» **Short task**
Return the listing word for word, as given.

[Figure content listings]
==========

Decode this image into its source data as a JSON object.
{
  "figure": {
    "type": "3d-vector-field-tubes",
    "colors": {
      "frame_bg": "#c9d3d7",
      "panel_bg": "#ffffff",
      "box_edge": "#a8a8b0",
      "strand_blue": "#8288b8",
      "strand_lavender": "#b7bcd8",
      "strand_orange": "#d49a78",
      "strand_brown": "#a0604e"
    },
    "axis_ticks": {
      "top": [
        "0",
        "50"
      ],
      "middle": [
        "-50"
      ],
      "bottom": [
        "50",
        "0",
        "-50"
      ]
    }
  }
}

==========

» **Worked solution**
Decode this image into its source data as a JSON object.
{
  "figure": {
    "type": "3d-vector-field-tubes",
    "colors": {
      "frame_bg": "#c9d3d7",
      "panel_bg": "#ffffff",
      "box_edge": "#a8a8b0",
      "strand_blue": "#8288b8",
      "strand_lavender": "#b7bcd8",
      "strand_orange": "#d49a78",
      "strand_brown": "#a0604e"
    },
    "axis_ticks": {
      "top": [
        "0",
        "50"
      ],
      "middle": [
        "-50"
      ],
      "bottom": [
        "50",
        "0",
        "-50"
      ]
    }
  }
}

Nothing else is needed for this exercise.